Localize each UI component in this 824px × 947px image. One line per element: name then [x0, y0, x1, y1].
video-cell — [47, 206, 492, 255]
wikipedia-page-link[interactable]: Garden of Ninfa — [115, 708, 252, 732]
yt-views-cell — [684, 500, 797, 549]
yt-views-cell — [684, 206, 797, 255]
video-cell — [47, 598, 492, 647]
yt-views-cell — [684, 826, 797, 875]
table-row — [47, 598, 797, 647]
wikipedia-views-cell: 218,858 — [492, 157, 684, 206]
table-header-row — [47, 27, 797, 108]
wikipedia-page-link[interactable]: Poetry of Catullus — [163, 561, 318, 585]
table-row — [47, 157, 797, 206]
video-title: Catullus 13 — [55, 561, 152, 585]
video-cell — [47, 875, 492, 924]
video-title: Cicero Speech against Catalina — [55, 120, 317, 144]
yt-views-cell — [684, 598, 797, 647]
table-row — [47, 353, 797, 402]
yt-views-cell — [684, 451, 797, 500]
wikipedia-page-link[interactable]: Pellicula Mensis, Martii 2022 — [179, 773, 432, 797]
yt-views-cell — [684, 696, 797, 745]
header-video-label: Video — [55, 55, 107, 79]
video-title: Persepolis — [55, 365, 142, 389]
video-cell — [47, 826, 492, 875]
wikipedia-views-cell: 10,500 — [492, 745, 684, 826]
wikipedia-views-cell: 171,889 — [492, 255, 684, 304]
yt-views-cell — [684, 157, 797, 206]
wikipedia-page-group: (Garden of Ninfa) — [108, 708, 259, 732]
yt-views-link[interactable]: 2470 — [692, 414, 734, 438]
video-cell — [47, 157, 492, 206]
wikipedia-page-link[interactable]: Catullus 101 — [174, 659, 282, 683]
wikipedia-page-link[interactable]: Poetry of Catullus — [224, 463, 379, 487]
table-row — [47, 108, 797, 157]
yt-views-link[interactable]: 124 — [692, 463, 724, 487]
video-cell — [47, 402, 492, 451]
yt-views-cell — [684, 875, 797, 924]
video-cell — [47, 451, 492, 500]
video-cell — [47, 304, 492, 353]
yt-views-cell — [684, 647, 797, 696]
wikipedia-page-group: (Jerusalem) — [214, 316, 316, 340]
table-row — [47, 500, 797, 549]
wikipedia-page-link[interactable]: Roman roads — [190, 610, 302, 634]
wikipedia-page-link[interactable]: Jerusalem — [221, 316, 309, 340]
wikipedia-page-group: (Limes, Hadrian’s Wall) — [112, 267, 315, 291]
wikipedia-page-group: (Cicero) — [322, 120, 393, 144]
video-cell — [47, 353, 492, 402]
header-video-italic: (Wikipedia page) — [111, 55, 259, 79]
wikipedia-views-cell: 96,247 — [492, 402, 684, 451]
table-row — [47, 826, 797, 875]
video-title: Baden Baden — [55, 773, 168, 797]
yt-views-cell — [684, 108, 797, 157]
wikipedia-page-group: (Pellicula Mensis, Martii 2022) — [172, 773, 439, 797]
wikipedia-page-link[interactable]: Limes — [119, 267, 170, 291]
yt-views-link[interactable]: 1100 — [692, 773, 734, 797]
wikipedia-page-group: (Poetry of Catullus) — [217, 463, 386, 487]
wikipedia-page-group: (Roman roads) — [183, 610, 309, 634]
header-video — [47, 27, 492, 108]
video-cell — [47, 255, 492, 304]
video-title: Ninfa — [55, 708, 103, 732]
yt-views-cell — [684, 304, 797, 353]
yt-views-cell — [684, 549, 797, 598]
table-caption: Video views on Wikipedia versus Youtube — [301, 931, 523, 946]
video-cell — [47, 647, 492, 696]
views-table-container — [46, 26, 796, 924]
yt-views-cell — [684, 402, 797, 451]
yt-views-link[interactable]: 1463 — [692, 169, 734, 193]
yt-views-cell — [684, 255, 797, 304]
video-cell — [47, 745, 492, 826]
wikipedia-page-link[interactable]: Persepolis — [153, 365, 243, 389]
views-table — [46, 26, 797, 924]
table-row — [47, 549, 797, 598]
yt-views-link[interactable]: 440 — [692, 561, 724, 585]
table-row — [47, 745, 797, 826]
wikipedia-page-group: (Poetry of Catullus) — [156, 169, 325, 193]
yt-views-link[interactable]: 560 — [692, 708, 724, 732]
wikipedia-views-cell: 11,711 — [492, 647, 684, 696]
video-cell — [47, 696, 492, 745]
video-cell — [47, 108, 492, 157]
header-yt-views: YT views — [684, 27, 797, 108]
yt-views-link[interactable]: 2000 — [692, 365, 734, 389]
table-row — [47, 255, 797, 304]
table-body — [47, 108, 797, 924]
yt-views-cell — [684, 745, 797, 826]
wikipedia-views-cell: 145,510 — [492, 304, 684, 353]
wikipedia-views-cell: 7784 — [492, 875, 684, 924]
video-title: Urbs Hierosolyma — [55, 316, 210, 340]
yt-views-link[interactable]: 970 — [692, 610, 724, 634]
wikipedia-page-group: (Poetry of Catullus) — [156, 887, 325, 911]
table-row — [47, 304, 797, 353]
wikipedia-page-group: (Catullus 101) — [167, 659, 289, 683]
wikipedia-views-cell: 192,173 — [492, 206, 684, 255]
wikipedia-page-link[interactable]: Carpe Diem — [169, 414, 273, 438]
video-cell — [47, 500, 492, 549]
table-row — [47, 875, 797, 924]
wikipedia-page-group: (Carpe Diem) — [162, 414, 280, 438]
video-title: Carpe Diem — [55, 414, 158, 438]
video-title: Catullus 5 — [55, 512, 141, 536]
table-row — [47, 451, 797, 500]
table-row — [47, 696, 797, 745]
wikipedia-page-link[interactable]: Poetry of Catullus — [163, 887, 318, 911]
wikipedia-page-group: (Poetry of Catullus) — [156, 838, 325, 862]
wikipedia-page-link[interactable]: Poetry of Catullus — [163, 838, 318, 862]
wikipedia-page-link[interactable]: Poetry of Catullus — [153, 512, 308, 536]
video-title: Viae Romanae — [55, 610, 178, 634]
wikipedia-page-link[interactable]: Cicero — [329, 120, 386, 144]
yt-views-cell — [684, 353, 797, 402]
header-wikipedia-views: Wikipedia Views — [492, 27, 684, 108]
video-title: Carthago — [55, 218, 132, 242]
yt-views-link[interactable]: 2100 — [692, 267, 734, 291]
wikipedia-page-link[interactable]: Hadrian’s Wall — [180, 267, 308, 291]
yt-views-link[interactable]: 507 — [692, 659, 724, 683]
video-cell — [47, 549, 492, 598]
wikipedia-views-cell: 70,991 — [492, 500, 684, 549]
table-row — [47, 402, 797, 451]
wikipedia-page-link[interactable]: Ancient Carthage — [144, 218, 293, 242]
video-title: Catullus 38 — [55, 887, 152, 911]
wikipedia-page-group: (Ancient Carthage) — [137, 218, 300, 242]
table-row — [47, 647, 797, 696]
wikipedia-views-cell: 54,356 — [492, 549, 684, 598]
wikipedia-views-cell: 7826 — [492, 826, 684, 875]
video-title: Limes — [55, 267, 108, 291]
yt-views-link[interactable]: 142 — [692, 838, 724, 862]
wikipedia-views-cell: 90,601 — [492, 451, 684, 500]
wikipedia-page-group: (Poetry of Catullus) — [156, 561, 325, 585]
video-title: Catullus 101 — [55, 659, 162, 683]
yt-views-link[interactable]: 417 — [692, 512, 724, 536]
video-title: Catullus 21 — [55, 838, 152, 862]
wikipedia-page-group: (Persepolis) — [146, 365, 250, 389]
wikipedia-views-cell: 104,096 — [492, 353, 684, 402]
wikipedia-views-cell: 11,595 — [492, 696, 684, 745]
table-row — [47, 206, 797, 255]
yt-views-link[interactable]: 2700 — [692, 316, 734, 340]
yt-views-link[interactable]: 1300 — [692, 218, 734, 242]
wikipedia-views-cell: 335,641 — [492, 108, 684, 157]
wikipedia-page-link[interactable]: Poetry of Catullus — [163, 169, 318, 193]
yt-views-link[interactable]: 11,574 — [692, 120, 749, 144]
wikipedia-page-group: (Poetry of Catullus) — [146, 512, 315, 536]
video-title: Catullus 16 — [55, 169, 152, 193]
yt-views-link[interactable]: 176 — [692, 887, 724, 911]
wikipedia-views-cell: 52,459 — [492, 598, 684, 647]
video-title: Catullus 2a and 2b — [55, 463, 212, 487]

...

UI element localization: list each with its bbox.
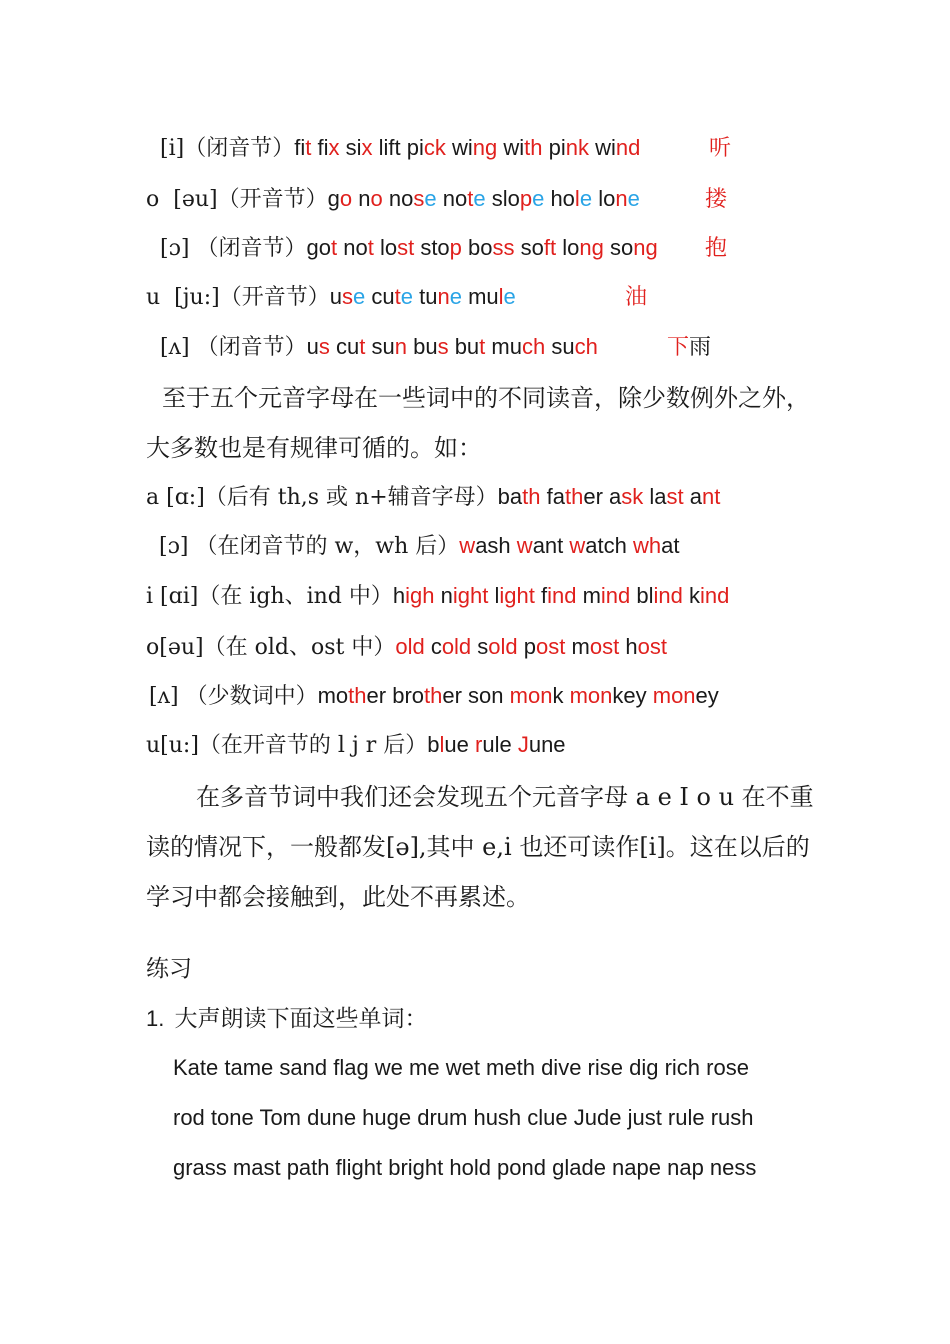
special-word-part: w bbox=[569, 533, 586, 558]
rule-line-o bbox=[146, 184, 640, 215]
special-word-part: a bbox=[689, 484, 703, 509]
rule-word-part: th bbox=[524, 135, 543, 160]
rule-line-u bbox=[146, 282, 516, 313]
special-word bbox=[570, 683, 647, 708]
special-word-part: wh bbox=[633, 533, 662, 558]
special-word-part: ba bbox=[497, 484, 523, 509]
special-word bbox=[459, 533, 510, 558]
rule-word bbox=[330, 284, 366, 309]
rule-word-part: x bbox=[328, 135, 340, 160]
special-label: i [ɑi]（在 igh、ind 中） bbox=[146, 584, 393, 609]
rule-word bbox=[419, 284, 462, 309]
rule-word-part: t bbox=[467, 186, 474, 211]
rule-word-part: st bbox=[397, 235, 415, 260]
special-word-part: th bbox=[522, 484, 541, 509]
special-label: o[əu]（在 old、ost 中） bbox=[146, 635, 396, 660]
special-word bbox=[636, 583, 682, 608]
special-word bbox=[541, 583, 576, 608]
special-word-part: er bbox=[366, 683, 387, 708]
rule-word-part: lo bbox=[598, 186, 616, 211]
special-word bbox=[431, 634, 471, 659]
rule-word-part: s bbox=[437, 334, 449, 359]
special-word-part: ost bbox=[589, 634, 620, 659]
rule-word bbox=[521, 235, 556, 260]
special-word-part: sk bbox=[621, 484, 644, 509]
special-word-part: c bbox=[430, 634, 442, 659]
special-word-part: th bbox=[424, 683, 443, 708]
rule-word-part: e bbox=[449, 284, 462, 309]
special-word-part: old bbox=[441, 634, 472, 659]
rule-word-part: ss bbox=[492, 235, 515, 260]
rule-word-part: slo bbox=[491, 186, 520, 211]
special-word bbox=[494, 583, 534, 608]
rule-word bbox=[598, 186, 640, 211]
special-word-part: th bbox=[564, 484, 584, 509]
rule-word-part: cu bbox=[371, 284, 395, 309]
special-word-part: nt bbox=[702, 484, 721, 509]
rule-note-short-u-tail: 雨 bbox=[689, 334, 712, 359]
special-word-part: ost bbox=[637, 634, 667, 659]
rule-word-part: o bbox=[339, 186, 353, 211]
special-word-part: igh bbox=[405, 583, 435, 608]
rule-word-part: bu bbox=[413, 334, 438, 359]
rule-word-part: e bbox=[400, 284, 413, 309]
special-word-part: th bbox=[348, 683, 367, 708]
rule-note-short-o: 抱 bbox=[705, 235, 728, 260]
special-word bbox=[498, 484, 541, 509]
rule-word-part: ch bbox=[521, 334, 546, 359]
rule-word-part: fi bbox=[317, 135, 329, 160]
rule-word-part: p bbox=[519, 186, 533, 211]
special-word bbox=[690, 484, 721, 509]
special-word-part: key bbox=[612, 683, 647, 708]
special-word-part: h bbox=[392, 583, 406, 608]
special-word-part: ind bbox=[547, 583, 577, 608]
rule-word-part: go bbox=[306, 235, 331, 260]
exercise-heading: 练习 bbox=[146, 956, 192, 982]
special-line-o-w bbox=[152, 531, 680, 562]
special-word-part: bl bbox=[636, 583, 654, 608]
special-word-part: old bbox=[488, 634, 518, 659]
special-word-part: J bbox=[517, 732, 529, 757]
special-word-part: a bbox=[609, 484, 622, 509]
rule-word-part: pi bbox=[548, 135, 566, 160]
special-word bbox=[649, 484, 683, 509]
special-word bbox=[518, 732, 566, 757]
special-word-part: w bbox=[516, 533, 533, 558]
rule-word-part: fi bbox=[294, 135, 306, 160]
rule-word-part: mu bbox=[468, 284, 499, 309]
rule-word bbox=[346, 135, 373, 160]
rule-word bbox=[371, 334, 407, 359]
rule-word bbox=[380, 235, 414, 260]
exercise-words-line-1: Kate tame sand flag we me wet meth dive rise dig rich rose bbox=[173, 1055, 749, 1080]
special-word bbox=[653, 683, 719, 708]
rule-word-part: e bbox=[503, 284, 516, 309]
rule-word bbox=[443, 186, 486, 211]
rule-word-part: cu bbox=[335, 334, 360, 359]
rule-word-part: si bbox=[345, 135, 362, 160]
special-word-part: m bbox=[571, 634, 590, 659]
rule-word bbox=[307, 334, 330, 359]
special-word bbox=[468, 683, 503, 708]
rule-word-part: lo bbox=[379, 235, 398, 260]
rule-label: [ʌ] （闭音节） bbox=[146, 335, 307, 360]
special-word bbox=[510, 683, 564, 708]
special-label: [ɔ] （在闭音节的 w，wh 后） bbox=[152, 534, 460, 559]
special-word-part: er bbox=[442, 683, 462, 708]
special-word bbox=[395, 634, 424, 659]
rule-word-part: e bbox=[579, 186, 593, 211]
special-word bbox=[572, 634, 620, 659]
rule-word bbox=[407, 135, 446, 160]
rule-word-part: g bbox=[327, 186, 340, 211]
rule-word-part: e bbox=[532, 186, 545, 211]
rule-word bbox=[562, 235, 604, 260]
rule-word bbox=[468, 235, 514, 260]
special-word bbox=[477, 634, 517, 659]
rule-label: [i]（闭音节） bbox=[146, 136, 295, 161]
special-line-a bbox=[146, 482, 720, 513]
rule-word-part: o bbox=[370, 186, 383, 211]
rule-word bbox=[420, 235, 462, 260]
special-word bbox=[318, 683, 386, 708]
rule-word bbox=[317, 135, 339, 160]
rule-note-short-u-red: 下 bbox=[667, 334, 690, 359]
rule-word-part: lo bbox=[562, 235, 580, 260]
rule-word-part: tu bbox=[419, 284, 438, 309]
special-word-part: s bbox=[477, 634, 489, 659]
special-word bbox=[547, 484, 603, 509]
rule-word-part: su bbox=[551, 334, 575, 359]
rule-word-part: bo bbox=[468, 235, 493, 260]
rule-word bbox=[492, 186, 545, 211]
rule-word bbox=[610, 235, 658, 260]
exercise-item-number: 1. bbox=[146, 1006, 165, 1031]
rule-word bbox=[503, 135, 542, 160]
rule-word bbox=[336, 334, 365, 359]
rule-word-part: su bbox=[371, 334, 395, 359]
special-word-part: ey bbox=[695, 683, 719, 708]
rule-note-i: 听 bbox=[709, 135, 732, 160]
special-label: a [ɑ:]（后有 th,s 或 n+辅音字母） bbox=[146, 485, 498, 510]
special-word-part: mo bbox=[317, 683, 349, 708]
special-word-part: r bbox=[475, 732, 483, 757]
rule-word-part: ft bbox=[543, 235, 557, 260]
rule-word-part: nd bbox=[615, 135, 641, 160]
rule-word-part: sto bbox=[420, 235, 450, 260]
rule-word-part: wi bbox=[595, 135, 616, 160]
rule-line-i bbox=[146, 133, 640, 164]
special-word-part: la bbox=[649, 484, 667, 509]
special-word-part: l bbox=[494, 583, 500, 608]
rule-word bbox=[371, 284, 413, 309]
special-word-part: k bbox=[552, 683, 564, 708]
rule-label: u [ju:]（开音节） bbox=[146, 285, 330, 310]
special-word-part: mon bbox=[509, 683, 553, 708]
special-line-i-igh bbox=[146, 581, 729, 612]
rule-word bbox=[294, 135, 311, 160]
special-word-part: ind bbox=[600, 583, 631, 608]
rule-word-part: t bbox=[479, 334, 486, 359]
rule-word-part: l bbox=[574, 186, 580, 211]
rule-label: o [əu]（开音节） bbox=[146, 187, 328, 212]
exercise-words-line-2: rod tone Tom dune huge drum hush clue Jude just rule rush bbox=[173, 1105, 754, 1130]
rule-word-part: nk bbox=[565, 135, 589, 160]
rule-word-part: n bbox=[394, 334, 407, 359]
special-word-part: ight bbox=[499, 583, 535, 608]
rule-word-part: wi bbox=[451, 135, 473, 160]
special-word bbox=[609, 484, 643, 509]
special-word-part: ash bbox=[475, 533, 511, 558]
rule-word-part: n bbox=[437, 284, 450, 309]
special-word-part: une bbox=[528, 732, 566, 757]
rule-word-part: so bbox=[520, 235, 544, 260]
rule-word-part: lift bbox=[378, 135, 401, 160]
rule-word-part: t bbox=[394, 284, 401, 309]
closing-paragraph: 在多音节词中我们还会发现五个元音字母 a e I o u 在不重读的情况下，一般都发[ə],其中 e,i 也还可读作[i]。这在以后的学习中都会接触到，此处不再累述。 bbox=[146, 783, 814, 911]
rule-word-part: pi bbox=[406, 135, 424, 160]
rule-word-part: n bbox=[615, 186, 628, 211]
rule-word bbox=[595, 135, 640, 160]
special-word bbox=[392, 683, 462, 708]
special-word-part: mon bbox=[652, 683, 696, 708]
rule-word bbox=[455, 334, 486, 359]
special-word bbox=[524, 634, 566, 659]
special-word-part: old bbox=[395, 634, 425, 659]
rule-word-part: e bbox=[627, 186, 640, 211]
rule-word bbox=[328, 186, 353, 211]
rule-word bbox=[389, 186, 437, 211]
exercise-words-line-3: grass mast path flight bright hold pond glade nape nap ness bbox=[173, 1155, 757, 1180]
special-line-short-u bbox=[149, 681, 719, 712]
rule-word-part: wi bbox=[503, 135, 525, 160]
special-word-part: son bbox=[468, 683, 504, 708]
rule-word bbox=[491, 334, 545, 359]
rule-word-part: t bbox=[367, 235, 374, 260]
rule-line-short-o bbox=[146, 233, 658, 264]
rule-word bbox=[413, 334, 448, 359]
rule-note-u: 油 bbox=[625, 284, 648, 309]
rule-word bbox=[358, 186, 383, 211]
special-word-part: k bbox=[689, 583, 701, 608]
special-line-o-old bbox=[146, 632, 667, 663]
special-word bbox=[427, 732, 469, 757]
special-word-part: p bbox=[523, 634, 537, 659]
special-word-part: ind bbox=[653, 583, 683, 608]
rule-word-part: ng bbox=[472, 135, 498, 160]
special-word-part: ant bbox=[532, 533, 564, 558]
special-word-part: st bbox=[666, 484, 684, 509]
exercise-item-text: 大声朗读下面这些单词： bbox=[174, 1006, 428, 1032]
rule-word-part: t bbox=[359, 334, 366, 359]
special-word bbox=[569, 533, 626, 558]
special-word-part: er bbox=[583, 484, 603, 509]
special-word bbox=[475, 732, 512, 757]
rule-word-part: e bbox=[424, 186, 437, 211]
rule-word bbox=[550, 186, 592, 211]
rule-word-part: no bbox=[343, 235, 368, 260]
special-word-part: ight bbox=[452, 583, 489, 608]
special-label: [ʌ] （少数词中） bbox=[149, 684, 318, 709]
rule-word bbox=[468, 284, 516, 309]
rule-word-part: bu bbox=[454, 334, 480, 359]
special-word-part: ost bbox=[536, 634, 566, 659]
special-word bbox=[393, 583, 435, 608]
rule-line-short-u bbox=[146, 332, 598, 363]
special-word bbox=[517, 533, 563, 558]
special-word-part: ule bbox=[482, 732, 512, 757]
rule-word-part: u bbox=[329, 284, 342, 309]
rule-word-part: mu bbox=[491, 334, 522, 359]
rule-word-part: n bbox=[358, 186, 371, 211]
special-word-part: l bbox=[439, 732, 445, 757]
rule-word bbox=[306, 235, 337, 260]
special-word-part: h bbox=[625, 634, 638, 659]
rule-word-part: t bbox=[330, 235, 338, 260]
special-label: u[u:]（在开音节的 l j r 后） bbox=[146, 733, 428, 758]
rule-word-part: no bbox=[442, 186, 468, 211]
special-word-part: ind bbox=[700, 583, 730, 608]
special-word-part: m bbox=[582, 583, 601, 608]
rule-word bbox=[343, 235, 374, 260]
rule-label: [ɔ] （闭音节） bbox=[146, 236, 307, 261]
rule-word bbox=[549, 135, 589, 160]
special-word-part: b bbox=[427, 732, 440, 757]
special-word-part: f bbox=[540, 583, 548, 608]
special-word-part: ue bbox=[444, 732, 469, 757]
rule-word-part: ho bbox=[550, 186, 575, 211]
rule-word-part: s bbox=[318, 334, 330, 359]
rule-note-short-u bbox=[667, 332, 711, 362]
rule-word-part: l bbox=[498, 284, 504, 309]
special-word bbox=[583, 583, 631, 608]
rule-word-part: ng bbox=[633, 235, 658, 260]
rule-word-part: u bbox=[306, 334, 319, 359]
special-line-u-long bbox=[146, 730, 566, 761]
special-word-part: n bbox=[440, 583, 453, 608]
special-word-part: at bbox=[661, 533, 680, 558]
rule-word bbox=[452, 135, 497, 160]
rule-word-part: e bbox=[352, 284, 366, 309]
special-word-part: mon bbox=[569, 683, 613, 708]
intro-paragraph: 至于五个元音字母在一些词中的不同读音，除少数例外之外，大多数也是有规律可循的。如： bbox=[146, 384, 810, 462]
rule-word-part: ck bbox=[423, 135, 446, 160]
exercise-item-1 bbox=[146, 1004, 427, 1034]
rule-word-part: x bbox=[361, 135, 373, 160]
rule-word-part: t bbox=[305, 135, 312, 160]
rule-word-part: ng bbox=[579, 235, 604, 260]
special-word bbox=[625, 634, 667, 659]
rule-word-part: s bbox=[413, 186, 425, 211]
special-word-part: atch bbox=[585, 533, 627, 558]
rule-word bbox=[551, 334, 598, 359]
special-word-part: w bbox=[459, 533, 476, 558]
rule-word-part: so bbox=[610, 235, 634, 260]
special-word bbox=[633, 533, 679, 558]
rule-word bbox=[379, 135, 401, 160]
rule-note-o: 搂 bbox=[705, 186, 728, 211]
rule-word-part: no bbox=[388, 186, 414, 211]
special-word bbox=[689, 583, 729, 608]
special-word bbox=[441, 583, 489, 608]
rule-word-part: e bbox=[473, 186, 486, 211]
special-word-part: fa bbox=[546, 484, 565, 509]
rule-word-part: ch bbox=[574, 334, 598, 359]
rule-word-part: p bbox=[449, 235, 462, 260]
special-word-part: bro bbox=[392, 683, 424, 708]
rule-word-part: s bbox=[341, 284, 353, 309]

* [EXERCISE PROMPT] Reproduce, character for character, the lines of the material starting at the line that contains "Localize each UI" and ending at the line that contains "wikipedia-page-link[interactable]: Catullus 101".

* [FINAL RESULT]
Localize each UI component in this 824px × 947px image. One line per element: name then [x0, y0, x1, y1].
video-cell — [47, 206, 492, 255]
wikipedia-page-link[interactable]: Garden of Ninfa — [115, 708, 252, 732]
yt-views-cell — [684, 500, 797, 549]
yt-views-cell — [684, 206, 797, 255]
video-cell — [47, 598, 492, 647]
yt-views-cell — [684, 826, 797, 875]
table-row — [47, 598, 797, 647]
wikipedia-views-cell: 218,858 — [492, 157, 684, 206]
table-header-row — [47, 27, 797, 108]
wikipedia-page-link[interactable]: Poetry of Catullus — [163, 561, 318, 585]
table-row — [47, 157, 797, 206]
video-title: Catullus 13 — [55, 561, 152, 585]
video-cell — [47, 875, 492, 924]
video-title: Cicero Speech against Catalina — [55, 120, 317, 144]
yt-views-cell — [684, 598, 797, 647]
table-row — [47, 353, 797, 402]
yt-views-cell — [684, 451, 797, 500]
wikipedia-page-link[interactable]: Pellicula Mensis, Martii 2022 — [179, 773, 432, 797]
yt-views-cell — [684, 696, 797, 745]
header-video-label: Video — [55, 55, 107, 79]
video-title: Persepolis — [55, 365, 142, 389]
video-cell — [47, 826, 492, 875]
wikipedia-views-cell: 10,500 — [492, 745, 684, 826]
wikipedia-views-cell: 171,889 — [492, 255, 684, 304]
yt-views-cell — [684, 157, 797, 206]
wikipedia-page-group: (Garden of Ninfa) — [108, 708, 259, 732]
yt-views-link[interactable]: 2470 — [692, 414, 734, 438]
video-cell — [47, 157, 492, 206]
wikipedia-page-link[interactable]: Catullus 101 — [174, 659, 282, 683]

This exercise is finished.